> Task brief: Restate the records below word for word, and omit the images they hold.

> Data listing:
■ ■ ■ ■
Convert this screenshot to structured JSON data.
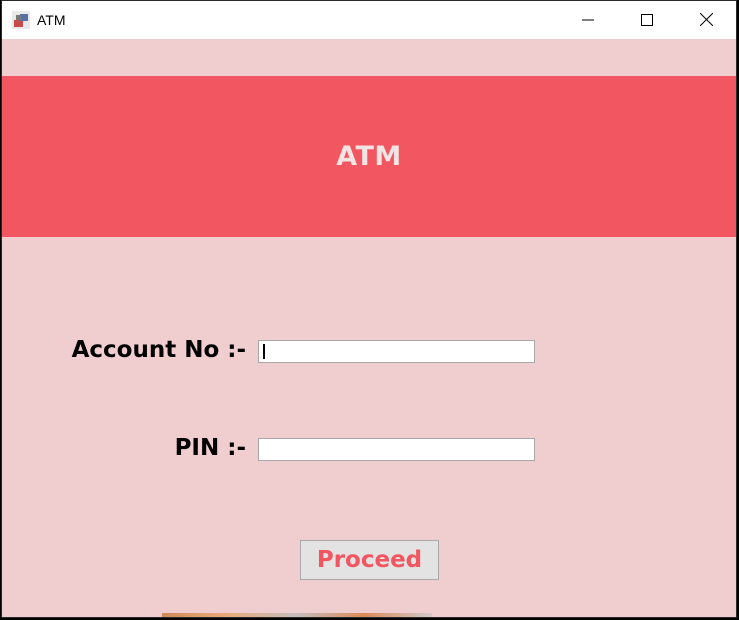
{
  "window": {
    "title": "ATM"
  },
  "header": {
    "title": "ATM"
  },
  "form": {
    "account_label": "Account No :-",
    "account_value": "",
    "pin_label": "PIN :-",
    "pin_value": "",
    "proceed_label": "Proceed"
  },
  "colors": {
    "background": "#f0cdcf",
    "header": "#f25660",
    "header_text": "#f3e4e4",
    "button_text": "#f25660"
  },
  "icons": {
    "app": "app-icon",
    "minimize": "minimize-icon",
    "maximize": "maximize-icon",
    "close": "close-icon"
  }
}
■ ■ ■ ■
> Task solution:
Convert this screenshot to structured JSON data.
{
  "window": {
    "title": "ATM"
  },
  "header": {
    "title": "ATM"
  },
  "form": {
    "account_label": "Account No :-",
    "account_value": "",
    "pin_label": "PIN :-",
    "pin_value": "",
    "proceed_label": "Proceed"
  },
  "colors": {
    "background": "#f0cdcf",
    "header": "#f25660",
    "header_text": "#f3e4e4",
    "button_text": "#f25660"
  },
  "icons": {
    "app": "app-icon",
    "minimize": "minimize-icon",
    "maximize": "maximize-icon",
    "close": "close-icon"
  }
}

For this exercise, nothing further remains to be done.